Print the lines from the line with "section-title: 交通分析 (97, 62, 193, 87)" to the line with "lbracket: [ (401, 310, 410, 339)", inclusive, exactly as they appear in the listing.
---------- RAW DATA
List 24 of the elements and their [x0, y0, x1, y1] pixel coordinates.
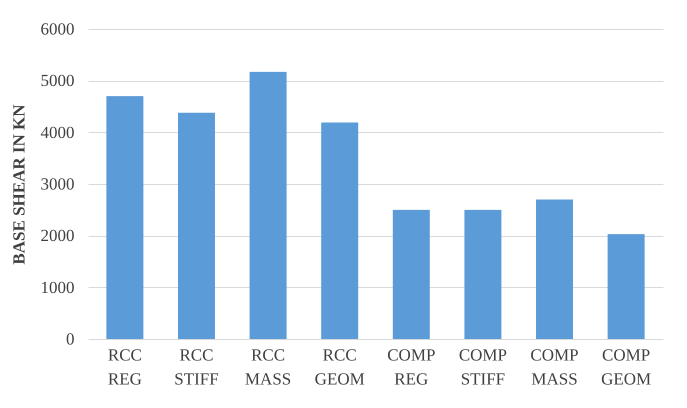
bar — [464, 210, 502, 339]
bar — [321, 122, 358, 339]
bar — [608, 234, 645, 339]
y-tick-label: 4000 — [40, 122, 74, 142]
x-tick-label: COMP GEOM — [601, 346, 652, 388]
x-tick-label: COMP REG — [387, 346, 436, 388]
y-tick-label: 5000 — [40, 71, 74, 90]
y-tick-label: 3000 — [40, 174, 74, 194]
bar — [536, 200, 574, 339]
x-tick-label: RCC GEOM — [314, 346, 365, 388]
x-tick-label: COMP MASS — [530, 346, 579, 388]
x-tick-label: COMP STIFF — [458, 346, 508, 388]
y-axis-title: BASE SHEAR IN KN — [10, 104, 28, 265]
y-tick-label: 6000 — [40, 20, 74, 38]
bar — [106, 96, 144, 339]
y-tick-label: 2000 — [40, 226, 74, 246]
x-tick-label: RCC REG — [108, 346, 142, 388]
y-tick-label: 0 — [66, 330, 74, 348]
bar — [392, 210, 430, 339]
bar — [250, 72, 287, 339]
x-tick-label: RCC MASS — [244, 346, 292, 388]
y-tick-label: 1000 — [40, 278, 74, 297]
bar — [178, 112, 215, 339]
x-tick-label: RCC STIFF — [174, 346, 219, 388]
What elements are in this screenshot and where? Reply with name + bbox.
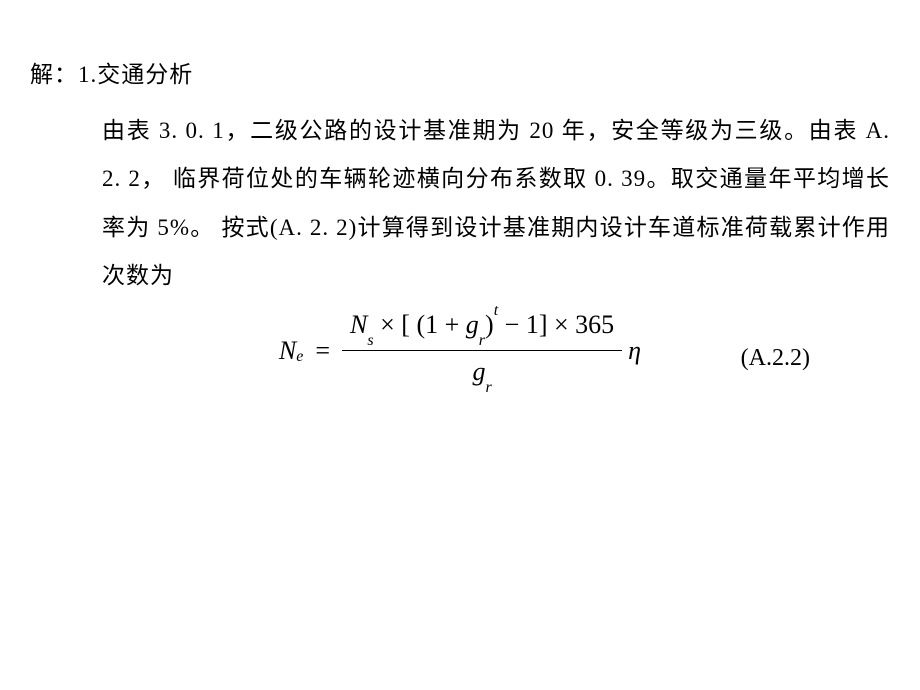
section-title: 交通分析 (97, 62, 193, 87)
equation-number: (A.2.2) (741, 345, 810, 372)
one-2: 1 (526, 310, 539, 339)
fraction: Ns × [ (1 + gr)t − 1] × 365 gr (342, 310, 622, 391)
rparen: ) (485, 310, 494, 339)
const-365: 365 (575, 310, 614, 339)
den-g: g (472, 357, 485, 386)
section-number: 1. (78, 62, 97, 87)
var-N: N (279, 336, 296, 366)
lbracket: [ (401, 310, 410, 339)
den-g-sub: r (485, 379, 491, 396)
times-1: × (380, 310, 395, 339)
one: 1 (425, 310, 438, 339)
plus: + (445, 310, 460, 339)
formula: Ne = Ns × [ (1 + gr)t − 1] × 365 gr η (279, 310, 641, 391)
paragraph-line-3: 按式(A. 2. 2)计算得到设计基准期内设计车道标准荷载累计作用次数为 (102, 215, 890, 288)
paragraph-body: 由表 3. 0. 1，二级公路的设计基准期为 20 年，安全等级为三级。由表 A… (30, 107, 890, 300)
num-N-sub: s (367, 332, 373, 349)
numerator: Ns × [ (1 + gr)t − 1] × 365 (342, 310, 622, 351)
eta: η (628, 336, 641, 366)
minus: − (505, 310, 520, 339)
times-2: × (554, 310, 569, 339)
rbracket: ] (539, 310, 548, 339)
formula-lhs: Ne (279, 336, 303, 366)
lparen: ( (416, 310, 425, 339)
denominator: gr (464, 351, 499, 391)
sub-e: e (296, 348, 303, 366)
num-N: N (350, 310, 367, 339)
g-sub: r (479, 332, 485, 349)
exp-t: t (494, 302, 498, 319)
g: g (466, 310, 479, 339)
section-heading: 解：1.交通分析 (30, 55, 890, 89)
prefix-text: 解： (30, 62, 78, 87)
equals-sign: = (315, 336, 330, 366)
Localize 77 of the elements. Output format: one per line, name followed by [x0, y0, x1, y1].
--------------------
**ANSWER:**
section-title: 交通分析 (97, 62, 193, 87)
equation-number: (A.2.2) (741, 345, 810, 372)
one-2: 1 (526, 310, 539, 339)
fraction: Ns × [ (1 + gr)t − 1] × 365 gr (342, 310, 622, 391)
rparen: ) (485, 310, 494, 339)
const-365: 365 (575, 310, 614, 339)
den-g: g (472, 357, 485, 386)
section-number: 1. (78, 62, 97, 87)
var-N: N (279, 336, 296, 366)
lbracket: [ (401, 310, 410, 339)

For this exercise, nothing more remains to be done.